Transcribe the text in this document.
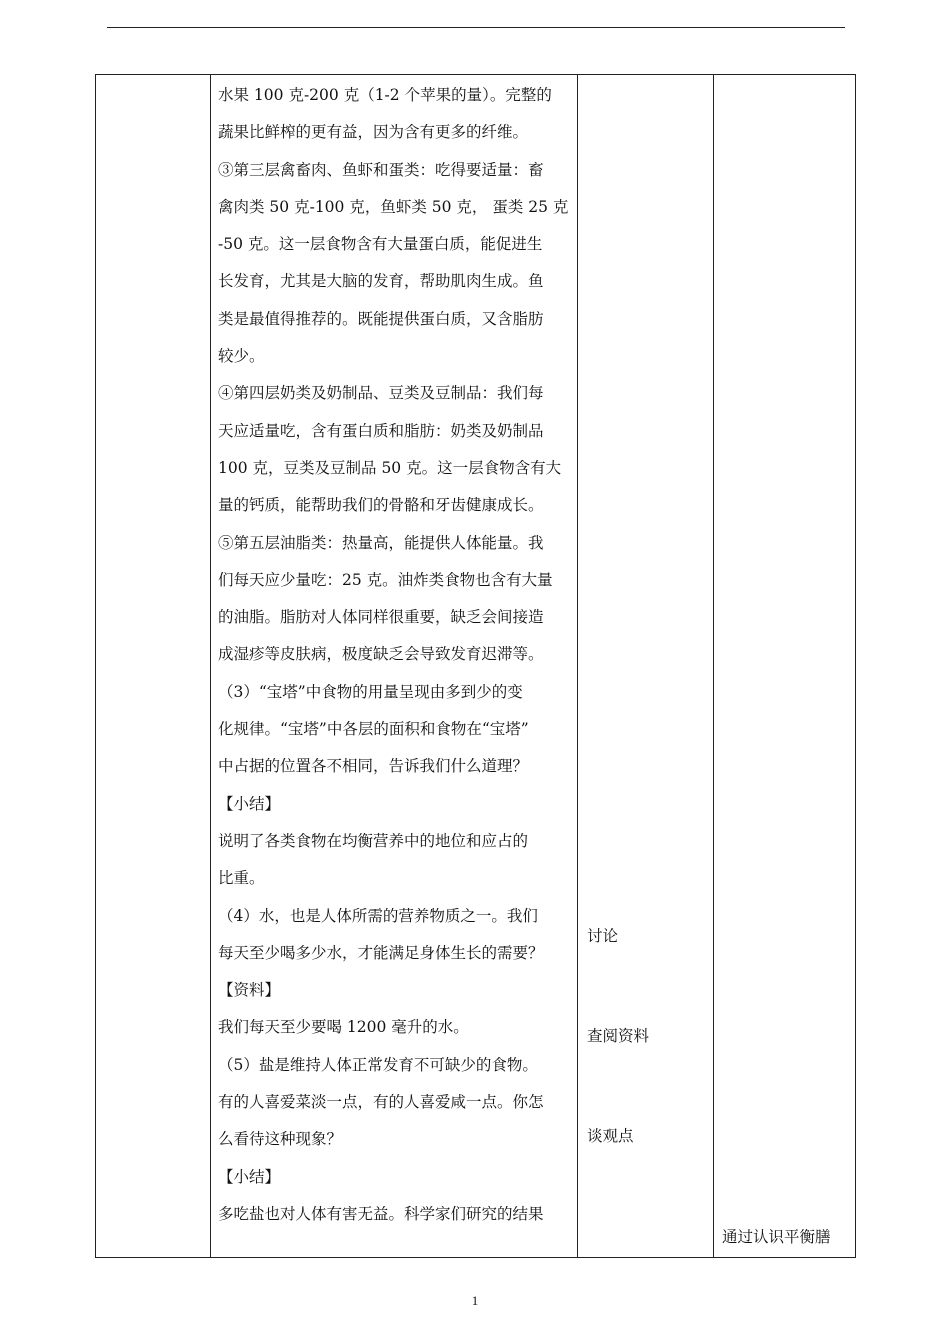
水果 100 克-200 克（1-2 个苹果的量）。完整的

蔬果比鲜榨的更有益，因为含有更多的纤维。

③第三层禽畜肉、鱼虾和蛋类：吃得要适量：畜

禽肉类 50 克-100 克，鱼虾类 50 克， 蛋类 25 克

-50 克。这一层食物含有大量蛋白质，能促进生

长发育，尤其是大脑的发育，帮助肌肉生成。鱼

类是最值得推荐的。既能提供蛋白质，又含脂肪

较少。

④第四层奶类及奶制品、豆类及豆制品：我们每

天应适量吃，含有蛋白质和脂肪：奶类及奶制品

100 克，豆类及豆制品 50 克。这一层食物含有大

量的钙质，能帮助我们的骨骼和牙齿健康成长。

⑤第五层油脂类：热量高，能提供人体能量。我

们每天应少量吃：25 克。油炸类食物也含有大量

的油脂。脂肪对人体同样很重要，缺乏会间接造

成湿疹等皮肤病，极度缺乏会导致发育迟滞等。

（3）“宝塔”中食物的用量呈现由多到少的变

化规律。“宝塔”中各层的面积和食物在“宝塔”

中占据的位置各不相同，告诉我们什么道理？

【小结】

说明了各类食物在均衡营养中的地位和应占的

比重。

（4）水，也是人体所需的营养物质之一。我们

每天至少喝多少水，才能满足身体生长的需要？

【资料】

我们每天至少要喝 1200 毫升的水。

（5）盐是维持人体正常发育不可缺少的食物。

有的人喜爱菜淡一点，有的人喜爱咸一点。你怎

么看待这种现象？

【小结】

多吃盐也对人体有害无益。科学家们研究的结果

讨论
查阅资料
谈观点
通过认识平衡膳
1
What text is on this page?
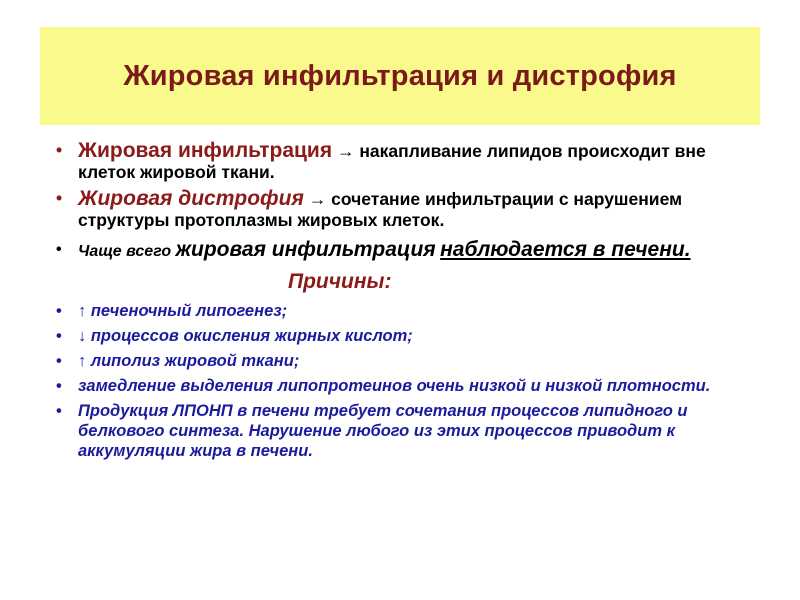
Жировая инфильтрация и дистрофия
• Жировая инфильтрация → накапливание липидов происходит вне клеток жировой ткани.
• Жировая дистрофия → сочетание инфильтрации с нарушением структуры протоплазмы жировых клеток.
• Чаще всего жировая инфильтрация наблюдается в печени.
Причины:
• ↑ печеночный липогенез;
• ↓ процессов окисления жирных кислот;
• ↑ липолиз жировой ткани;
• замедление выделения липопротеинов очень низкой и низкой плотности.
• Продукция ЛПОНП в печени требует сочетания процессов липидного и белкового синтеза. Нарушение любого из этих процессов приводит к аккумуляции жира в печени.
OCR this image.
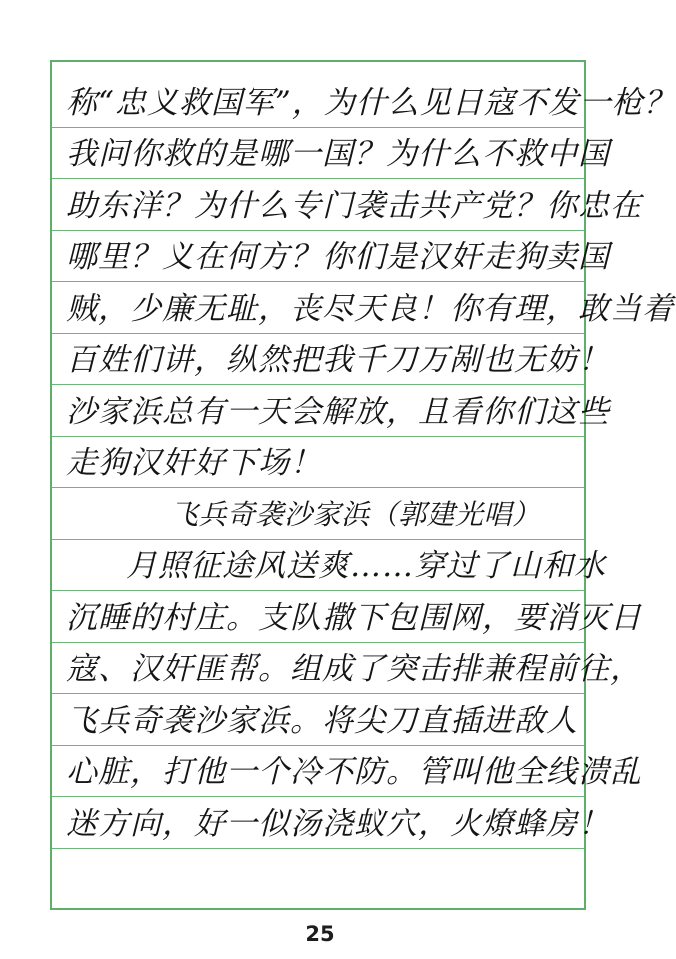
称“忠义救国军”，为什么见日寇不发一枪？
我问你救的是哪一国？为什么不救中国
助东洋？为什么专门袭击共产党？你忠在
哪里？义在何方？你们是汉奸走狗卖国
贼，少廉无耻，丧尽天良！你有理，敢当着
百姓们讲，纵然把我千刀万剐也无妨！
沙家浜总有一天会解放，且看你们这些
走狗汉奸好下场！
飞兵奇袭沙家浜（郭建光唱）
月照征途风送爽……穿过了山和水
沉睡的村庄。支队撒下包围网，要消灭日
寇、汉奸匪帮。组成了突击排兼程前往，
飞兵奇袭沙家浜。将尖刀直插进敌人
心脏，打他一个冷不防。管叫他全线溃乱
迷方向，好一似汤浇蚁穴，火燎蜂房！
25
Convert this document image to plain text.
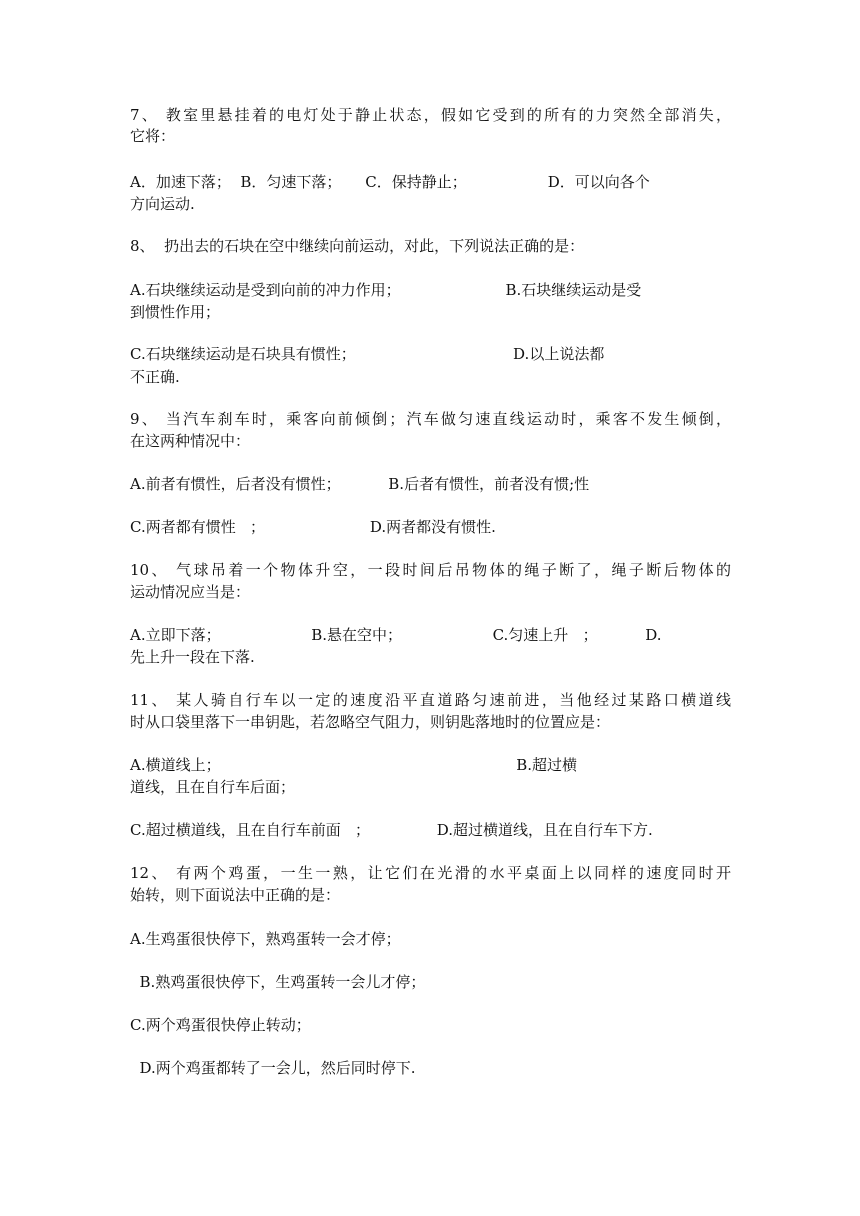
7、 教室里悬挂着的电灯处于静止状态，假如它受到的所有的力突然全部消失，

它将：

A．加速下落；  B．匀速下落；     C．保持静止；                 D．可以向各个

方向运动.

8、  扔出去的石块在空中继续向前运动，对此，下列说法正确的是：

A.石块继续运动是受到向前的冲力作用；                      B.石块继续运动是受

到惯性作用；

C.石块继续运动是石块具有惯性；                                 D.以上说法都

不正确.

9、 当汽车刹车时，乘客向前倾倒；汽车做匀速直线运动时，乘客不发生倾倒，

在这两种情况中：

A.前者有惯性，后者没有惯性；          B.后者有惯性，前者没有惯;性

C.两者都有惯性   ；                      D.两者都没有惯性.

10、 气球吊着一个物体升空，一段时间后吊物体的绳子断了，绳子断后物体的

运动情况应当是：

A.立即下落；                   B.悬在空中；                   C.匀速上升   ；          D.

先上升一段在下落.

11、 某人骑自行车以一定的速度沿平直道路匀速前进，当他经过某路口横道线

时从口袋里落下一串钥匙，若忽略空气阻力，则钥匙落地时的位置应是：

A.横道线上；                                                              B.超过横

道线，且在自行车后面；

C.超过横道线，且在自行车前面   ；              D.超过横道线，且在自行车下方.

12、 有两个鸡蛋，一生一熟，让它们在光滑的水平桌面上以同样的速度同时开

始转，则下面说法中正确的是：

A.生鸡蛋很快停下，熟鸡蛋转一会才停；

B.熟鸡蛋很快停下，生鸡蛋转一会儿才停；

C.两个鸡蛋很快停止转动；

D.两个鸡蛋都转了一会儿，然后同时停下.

:: Set task ::
Filter the data for the string "процессов" and copy every line that has it.

:: Solution to this exercise ::
• ↓ процессов окисления жирных кислот;
• Продукция ЛПОНП в печени требует сочетания процессов липидного и белкового синтеза. Нарушение любого из этих процессов приводит к аккумуляции жира в печени.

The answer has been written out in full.